> [Your task] Scan the records below for the string "chloroplastic" and return every line where it appears.

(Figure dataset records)

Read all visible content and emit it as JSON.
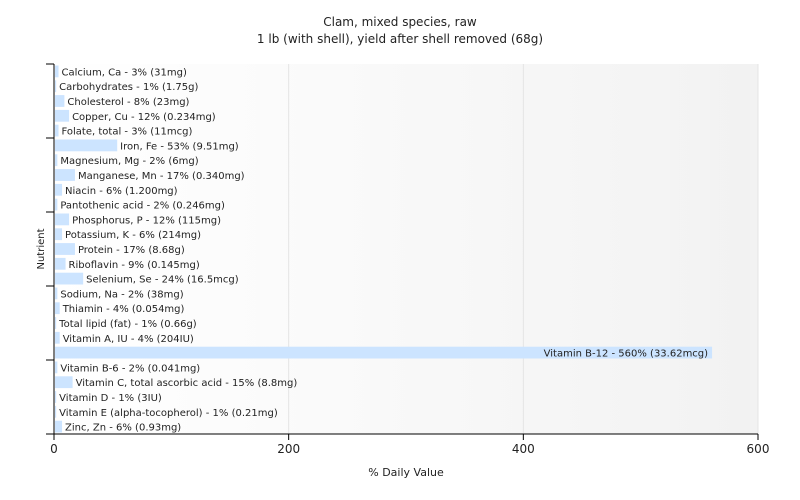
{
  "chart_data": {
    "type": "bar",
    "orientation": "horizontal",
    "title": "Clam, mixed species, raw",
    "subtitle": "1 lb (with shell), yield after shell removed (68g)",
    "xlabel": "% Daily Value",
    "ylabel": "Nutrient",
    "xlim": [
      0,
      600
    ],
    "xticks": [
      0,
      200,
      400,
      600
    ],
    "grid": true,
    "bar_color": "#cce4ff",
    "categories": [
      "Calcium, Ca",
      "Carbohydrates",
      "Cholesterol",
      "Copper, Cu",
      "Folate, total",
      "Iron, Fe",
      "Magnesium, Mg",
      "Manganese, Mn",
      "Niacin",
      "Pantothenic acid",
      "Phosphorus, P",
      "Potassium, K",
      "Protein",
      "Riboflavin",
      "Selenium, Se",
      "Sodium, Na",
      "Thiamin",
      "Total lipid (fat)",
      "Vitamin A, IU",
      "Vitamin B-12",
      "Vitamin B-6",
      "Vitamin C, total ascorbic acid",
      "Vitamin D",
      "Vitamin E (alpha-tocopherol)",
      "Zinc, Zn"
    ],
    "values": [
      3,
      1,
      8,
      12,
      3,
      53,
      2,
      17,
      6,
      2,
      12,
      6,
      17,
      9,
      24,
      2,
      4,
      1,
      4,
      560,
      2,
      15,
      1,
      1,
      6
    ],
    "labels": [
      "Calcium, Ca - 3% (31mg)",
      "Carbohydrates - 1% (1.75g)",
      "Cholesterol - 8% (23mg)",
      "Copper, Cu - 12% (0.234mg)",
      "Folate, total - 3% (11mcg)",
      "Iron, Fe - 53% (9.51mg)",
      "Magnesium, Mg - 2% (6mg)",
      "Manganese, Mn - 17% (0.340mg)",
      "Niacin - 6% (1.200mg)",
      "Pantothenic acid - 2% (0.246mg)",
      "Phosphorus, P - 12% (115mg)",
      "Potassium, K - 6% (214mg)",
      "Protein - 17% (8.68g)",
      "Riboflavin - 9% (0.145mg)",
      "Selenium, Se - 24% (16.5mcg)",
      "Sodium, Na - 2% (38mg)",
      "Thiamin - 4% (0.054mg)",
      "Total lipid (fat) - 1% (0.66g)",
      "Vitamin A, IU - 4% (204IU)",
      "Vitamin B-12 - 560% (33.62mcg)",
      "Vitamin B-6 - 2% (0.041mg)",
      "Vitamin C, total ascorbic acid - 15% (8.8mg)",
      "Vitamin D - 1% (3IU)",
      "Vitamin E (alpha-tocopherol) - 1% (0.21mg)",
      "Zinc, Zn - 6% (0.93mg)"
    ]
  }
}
--
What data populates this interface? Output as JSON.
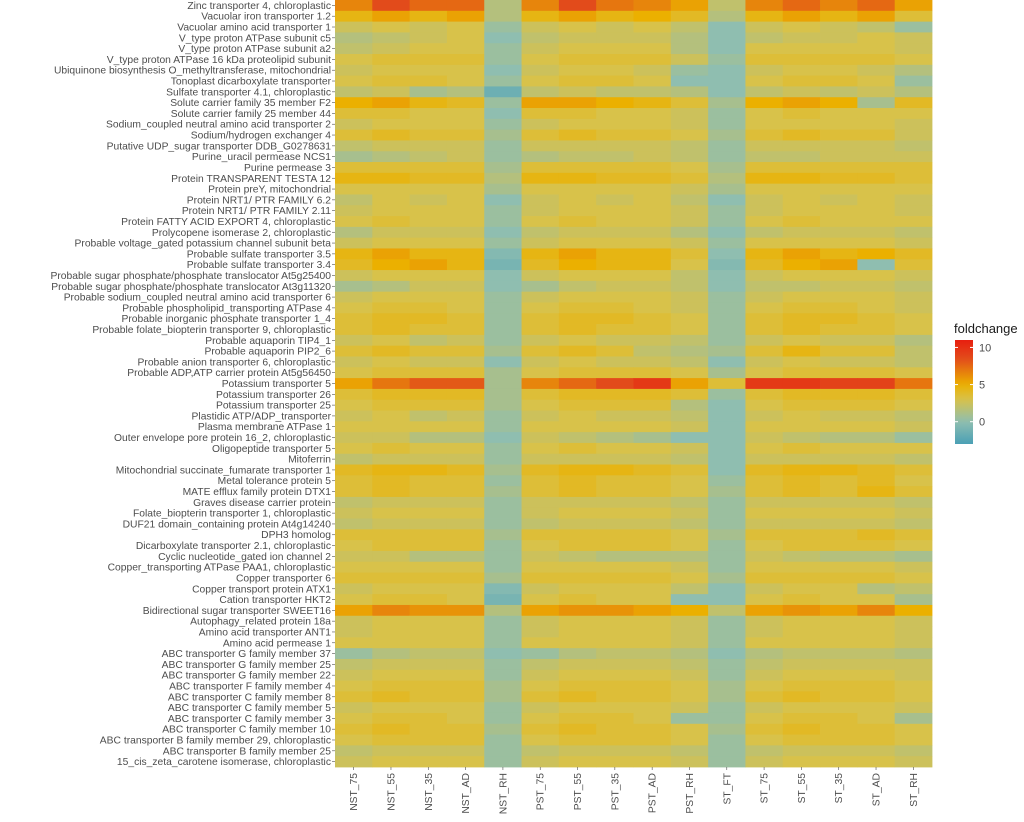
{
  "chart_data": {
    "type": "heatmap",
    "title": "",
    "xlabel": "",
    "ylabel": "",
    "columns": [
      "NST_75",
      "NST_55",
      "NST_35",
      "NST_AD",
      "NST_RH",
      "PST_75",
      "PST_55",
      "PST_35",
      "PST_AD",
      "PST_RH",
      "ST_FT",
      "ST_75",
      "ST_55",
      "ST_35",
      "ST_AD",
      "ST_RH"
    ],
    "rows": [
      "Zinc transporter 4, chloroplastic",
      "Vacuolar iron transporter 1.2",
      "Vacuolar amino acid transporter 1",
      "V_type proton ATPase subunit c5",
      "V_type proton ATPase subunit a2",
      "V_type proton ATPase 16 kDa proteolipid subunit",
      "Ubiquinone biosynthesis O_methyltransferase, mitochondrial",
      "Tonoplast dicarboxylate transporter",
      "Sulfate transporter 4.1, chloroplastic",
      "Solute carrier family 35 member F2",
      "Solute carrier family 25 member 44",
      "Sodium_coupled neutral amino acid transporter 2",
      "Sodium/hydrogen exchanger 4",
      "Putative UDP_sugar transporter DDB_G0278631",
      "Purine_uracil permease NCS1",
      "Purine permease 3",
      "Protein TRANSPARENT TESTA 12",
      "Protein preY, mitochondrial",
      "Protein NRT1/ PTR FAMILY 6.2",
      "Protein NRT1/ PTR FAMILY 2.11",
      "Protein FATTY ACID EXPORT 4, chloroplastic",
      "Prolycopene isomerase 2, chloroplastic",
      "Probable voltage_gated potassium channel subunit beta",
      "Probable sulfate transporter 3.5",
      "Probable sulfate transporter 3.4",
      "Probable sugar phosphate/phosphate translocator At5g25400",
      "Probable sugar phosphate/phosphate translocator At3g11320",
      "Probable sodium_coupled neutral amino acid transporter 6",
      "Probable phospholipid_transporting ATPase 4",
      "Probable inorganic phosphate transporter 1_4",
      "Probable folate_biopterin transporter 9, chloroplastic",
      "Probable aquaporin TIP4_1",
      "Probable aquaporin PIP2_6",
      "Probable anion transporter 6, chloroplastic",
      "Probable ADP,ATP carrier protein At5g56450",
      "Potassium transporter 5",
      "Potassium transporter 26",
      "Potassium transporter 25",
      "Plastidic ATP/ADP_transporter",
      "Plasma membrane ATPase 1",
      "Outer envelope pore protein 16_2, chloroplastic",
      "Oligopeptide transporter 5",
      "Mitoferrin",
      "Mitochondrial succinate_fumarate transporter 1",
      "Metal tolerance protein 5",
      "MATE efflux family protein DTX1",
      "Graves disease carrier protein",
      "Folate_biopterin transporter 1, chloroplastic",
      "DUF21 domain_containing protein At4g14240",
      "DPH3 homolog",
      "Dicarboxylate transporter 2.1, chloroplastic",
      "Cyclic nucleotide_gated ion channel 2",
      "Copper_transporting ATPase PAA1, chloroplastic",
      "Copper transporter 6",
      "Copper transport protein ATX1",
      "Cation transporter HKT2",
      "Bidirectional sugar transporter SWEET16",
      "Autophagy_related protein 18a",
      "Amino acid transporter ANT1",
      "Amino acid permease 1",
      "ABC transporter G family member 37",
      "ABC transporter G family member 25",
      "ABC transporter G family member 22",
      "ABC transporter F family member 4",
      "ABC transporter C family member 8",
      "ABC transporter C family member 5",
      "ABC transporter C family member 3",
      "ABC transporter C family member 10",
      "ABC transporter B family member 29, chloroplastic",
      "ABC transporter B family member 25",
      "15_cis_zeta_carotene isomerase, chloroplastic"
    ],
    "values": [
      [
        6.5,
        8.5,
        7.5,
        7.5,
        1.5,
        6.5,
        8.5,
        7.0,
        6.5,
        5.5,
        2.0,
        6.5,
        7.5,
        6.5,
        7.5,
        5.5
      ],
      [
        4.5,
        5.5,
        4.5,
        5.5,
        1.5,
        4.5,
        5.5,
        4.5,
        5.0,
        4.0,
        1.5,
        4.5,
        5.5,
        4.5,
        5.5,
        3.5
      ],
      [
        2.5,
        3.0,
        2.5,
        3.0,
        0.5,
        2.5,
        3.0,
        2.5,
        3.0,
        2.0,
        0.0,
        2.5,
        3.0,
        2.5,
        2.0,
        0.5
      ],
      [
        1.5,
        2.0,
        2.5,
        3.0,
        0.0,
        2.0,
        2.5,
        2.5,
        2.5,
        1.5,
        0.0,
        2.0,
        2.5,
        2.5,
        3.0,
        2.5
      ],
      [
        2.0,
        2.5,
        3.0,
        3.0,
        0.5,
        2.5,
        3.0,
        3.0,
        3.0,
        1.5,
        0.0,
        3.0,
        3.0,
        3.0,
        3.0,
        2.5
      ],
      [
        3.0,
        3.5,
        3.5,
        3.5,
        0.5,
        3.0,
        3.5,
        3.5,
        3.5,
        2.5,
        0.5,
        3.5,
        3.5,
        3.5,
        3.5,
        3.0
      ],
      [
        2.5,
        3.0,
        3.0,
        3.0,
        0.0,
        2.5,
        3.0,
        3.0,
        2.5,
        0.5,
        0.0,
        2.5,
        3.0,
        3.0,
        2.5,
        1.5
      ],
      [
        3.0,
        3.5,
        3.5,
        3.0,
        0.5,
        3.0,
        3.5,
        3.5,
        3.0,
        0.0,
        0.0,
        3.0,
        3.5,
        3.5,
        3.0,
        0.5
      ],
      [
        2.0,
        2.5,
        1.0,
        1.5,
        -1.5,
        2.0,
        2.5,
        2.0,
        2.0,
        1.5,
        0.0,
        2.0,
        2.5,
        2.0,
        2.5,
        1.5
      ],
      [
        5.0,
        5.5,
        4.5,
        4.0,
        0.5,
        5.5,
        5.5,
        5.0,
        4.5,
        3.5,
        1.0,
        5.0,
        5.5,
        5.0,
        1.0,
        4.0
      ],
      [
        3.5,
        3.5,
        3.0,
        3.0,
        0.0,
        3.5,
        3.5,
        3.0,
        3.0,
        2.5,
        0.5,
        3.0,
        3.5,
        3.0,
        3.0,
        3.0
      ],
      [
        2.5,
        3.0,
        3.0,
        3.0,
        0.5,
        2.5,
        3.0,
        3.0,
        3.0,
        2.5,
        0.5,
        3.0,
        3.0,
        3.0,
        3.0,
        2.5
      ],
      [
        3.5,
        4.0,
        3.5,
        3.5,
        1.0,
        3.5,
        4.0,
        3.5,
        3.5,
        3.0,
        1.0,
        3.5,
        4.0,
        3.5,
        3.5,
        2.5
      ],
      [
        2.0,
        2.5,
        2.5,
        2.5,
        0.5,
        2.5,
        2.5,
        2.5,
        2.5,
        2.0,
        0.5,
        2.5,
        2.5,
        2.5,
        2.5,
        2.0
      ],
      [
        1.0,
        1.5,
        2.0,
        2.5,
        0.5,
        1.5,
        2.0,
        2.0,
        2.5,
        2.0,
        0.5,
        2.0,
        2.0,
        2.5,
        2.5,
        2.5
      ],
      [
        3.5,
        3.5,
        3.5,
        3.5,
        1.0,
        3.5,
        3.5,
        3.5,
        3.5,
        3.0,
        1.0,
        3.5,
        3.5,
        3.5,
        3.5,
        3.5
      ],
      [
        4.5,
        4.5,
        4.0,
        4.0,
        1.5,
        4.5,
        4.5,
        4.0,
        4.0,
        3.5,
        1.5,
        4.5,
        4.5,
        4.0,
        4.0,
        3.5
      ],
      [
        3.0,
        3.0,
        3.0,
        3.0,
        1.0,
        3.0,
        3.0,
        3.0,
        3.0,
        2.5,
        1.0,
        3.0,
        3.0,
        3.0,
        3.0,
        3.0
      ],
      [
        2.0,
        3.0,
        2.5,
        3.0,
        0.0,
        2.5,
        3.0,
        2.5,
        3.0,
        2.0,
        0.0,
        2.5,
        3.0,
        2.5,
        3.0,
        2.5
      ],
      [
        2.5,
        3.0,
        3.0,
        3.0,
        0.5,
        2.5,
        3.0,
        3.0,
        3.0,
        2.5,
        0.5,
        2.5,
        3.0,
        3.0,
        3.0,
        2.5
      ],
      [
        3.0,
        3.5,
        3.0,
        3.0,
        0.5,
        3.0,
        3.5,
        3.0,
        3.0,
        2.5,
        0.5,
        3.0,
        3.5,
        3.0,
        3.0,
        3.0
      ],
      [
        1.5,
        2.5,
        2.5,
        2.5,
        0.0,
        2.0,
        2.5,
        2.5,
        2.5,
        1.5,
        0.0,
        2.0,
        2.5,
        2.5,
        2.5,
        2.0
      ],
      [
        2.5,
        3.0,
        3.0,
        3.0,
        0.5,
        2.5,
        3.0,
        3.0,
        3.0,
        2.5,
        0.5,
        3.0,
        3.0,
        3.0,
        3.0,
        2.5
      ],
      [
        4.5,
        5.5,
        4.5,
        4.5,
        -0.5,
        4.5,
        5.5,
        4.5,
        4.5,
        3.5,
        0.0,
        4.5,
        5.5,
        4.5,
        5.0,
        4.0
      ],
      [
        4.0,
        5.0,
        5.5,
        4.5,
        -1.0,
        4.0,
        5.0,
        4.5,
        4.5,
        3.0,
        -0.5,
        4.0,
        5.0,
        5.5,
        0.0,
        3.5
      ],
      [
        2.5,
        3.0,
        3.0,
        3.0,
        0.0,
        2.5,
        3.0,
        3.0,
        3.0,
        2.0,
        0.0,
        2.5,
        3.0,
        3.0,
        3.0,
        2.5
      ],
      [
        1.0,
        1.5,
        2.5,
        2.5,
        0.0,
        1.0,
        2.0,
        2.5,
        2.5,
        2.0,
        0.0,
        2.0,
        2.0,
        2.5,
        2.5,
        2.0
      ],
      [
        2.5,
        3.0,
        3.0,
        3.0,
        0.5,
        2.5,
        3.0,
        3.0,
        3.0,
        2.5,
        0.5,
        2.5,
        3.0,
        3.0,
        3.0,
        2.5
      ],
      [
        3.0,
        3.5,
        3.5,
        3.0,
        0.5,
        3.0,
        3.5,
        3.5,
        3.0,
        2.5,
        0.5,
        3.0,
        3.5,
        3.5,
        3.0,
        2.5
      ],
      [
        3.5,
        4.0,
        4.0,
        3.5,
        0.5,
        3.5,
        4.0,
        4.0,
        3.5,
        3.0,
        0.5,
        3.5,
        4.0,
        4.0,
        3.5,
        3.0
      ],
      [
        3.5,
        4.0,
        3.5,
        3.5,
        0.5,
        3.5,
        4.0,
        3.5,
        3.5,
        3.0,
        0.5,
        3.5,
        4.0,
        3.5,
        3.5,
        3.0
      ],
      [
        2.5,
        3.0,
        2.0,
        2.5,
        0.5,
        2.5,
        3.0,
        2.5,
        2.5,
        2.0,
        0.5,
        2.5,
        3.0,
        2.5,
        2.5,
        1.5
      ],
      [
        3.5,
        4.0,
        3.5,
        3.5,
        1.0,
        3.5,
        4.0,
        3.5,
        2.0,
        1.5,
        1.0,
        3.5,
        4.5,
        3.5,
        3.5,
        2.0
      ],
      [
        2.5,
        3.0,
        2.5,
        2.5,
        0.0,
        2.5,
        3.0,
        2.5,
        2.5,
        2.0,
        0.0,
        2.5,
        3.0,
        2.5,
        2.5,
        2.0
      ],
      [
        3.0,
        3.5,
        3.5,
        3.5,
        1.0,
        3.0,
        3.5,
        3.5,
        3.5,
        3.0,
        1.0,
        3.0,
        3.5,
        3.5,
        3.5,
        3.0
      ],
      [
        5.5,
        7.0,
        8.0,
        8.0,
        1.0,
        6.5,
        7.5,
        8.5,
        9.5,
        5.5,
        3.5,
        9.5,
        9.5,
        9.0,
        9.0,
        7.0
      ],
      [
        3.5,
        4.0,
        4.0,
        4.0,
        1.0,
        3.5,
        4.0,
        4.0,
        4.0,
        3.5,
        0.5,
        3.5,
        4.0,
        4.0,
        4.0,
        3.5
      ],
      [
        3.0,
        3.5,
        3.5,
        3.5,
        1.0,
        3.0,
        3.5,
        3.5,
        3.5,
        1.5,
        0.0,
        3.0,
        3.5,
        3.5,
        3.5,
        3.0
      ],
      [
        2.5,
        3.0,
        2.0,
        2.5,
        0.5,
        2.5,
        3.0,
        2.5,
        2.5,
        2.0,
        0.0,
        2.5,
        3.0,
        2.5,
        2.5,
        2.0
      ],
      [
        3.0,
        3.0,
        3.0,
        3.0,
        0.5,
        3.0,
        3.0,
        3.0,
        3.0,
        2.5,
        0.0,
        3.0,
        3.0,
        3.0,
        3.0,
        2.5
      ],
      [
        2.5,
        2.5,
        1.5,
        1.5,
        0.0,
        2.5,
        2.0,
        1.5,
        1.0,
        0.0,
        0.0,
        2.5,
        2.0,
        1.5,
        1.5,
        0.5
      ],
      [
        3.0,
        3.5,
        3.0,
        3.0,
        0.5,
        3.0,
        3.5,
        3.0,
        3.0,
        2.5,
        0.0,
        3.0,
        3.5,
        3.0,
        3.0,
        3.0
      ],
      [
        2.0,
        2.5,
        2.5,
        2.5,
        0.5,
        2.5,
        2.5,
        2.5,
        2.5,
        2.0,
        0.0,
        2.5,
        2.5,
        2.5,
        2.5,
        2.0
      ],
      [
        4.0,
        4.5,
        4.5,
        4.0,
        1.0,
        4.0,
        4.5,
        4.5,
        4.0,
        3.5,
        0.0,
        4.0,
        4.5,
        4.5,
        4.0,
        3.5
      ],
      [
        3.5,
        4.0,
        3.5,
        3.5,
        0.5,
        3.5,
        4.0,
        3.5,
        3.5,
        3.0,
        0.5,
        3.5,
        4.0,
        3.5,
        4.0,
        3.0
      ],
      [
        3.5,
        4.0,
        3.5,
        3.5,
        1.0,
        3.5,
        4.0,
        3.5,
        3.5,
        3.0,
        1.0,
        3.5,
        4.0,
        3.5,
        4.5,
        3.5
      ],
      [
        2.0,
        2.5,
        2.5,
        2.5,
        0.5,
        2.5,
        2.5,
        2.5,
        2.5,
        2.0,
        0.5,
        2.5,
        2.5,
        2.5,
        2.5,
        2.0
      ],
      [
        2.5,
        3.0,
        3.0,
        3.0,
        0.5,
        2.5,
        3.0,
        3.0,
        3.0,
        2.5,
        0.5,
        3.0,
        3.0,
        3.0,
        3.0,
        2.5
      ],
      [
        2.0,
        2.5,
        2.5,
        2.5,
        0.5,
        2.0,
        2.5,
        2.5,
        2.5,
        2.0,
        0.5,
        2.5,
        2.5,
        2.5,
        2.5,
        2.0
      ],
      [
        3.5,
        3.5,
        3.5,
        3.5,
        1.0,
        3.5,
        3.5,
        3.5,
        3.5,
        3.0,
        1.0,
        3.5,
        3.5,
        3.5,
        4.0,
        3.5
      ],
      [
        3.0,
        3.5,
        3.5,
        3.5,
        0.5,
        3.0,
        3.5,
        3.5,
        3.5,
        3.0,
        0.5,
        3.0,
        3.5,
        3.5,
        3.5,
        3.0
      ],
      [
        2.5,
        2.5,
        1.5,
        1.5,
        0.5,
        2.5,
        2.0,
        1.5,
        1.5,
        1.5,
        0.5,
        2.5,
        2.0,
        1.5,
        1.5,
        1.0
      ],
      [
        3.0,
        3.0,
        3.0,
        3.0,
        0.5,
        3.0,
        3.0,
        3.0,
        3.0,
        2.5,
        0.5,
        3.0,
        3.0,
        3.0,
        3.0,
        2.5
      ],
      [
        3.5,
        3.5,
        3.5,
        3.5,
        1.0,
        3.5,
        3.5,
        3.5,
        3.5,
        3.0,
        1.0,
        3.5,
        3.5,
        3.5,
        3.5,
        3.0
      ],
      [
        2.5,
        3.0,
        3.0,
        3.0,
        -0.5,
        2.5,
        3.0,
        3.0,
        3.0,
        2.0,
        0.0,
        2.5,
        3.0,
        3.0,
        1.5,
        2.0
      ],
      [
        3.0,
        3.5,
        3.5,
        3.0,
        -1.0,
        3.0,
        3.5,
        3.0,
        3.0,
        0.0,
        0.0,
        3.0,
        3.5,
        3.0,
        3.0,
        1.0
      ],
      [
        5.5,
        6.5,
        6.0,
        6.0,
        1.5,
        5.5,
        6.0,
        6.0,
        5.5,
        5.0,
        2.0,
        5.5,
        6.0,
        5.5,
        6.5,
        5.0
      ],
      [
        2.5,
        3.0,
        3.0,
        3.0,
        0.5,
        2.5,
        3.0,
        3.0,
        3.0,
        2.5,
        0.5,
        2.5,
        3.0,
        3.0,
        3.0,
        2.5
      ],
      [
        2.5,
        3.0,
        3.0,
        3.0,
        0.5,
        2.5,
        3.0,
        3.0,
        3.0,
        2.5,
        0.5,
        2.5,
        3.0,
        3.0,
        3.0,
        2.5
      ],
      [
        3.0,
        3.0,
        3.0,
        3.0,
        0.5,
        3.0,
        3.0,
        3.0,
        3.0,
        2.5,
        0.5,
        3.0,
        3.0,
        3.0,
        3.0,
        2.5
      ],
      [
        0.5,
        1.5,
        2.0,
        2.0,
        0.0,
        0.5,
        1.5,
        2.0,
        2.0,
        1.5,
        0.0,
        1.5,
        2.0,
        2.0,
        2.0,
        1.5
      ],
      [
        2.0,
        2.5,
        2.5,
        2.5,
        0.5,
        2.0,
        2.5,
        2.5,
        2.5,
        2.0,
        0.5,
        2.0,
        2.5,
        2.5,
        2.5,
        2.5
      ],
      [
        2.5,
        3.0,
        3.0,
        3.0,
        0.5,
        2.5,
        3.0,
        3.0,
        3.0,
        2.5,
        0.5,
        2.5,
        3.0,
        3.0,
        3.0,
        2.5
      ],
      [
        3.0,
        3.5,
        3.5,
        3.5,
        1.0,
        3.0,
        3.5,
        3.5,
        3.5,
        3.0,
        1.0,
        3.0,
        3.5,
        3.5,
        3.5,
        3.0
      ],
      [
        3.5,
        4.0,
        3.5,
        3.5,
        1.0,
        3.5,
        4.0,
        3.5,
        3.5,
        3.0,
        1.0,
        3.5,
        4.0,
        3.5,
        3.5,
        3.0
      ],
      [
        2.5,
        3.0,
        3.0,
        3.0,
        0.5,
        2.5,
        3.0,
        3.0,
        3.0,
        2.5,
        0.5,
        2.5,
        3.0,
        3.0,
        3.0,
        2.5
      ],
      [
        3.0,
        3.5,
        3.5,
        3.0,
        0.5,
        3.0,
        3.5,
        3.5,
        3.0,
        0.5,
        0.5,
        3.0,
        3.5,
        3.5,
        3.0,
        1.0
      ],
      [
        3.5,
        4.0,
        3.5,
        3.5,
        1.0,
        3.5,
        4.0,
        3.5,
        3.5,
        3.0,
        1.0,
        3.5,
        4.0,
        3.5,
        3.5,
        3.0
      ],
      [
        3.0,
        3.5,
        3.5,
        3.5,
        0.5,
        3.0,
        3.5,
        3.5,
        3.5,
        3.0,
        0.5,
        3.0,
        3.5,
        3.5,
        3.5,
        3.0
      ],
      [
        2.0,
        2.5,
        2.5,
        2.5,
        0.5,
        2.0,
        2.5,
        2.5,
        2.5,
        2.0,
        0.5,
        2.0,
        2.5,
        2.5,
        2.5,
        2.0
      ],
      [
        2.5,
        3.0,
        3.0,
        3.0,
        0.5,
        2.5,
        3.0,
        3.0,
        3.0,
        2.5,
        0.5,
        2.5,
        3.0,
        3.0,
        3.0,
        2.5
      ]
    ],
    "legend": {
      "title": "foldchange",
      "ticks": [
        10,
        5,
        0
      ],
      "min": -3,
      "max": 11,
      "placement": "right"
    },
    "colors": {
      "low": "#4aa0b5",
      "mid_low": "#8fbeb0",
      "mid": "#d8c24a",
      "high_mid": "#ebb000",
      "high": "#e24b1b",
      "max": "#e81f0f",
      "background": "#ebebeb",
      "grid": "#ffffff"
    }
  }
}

> [Response below]
      "Zinc transporter 4, chloroplastic",
      "Sulfate transporter 4.1, chloroplastic",
      "Protein FATTY ACID EXPORT 4, chloroplastic",
      "Prolycopene isomerase 2, chloroplastic",
      "Probable folate_biopterin transporter 9, chloroplastic",
      "Probable anion transporter 6, chloroplastic",
      "Outer envelope pore protein 16_2, chloroplastic",
      "Folate_biopterin transporter 1, chloroplastic",
      "Dicarboxylate transporter 2.1, chloroplastic",
      "Copper_transporting ATPase PAA1, chloroplastic",
      "ABC transporter B family member 29, chloroplastic",
      "15_cis_zeta_carotene isomerase, chloroplastic"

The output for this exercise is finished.